== WORK TO COMPLETE ==
Begin at the line that holds "Output the text content of this document." and retype every line through the end of the material, both included. Leave out the pictures.

————————

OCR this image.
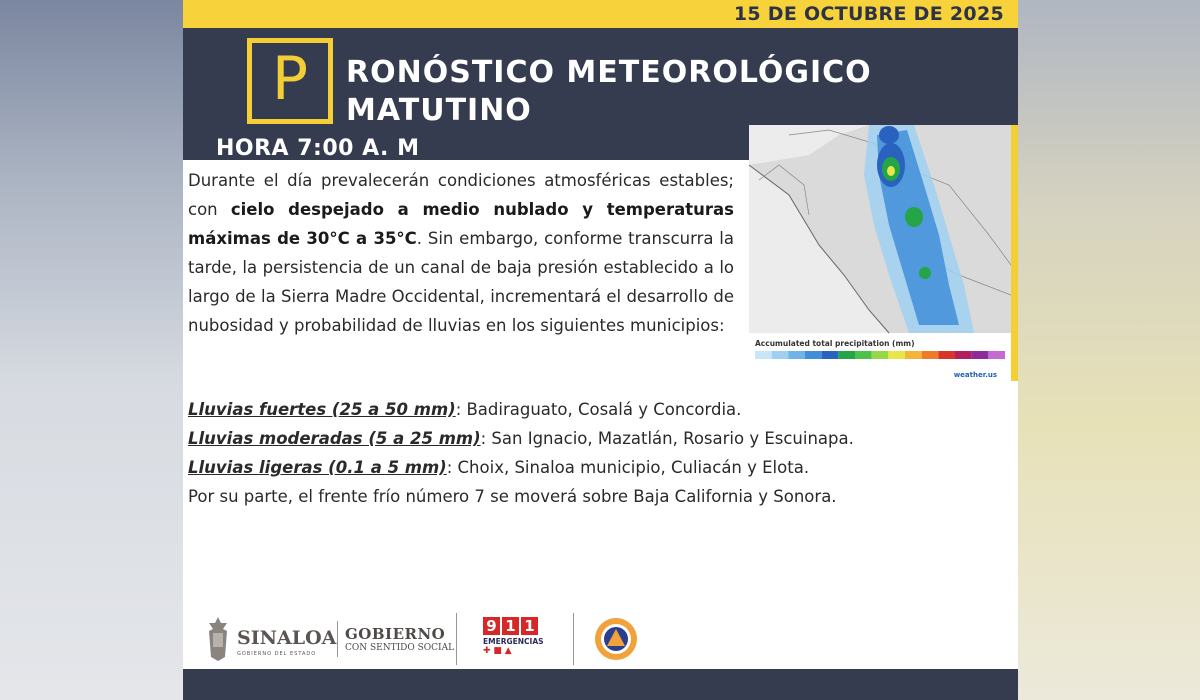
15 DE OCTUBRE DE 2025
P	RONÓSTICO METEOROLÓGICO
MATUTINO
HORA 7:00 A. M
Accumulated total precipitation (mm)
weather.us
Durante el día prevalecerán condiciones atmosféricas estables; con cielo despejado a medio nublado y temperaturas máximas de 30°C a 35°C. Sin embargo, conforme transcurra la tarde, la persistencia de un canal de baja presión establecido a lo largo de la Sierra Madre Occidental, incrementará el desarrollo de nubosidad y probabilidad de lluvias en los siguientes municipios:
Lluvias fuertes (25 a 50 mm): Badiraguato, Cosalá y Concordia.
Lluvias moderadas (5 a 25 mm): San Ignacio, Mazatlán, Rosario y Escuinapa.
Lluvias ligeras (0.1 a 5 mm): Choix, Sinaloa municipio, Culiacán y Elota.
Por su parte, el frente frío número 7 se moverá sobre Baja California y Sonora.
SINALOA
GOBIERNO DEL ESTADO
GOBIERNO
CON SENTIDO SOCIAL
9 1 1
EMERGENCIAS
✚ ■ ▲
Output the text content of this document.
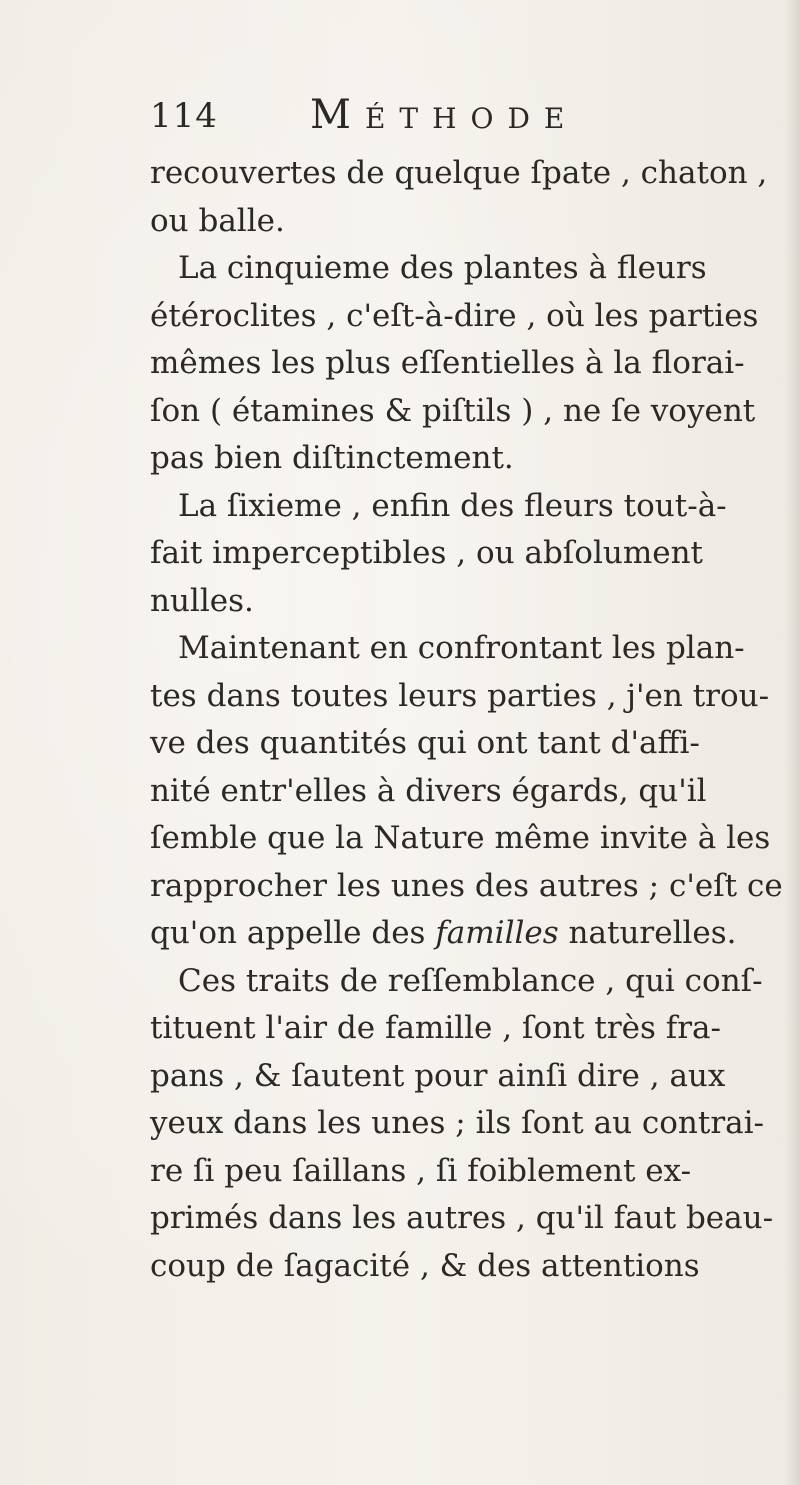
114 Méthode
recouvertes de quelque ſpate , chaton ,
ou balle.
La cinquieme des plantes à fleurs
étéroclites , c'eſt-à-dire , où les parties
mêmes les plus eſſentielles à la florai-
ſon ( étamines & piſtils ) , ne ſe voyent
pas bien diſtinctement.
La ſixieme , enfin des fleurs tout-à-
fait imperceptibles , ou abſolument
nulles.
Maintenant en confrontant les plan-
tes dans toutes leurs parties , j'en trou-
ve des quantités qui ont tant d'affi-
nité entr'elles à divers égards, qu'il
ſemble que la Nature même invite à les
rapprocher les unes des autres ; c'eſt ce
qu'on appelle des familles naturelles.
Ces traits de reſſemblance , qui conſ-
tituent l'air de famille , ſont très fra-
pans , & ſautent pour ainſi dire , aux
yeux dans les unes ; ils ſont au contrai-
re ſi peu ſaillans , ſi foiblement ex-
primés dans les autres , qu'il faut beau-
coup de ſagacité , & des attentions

————————

== RESULT ==
Output the text content of this document.
114 Méthode
recouvertes de quelque ſpate , chaton ,
ou balle.
La cinquieme des plantes à fleurs
étéroclites , c'eſt-à-dire , où les parties
mêmes les plus eſſentielles à la florai-
ſon ( étamines & piſtils ) , ne ſe voyent
pas bien diſtinctement.
La ſixieme , enfin des fleurs tout-à-
fait imperceptibles , ou abſolument
nulles.
Maintenant en confrontant les plan-
tes dans toutes leurs parties , j'en trou-
ve des quantités qui ont tant d'affi-
nité entr'elles à divers égards, qu'il
ſemble que la Nature même invite à les
rapprocher les unes des autres ; c'eſt ce
qu'on appelle des familles naturelles.
Ces traits de reſſemblance , qui conſ-
tituent l'air de famille , ſont très fra-
pans , & ſautent pour ainſi dire , aux
yeux dans les unes ; ils ſont au contrai-
re ſi peu ſaillans , ſi foiblement ex-
primés dans les autres , qu'il faut beau-
coup de ſagacité , & des attentions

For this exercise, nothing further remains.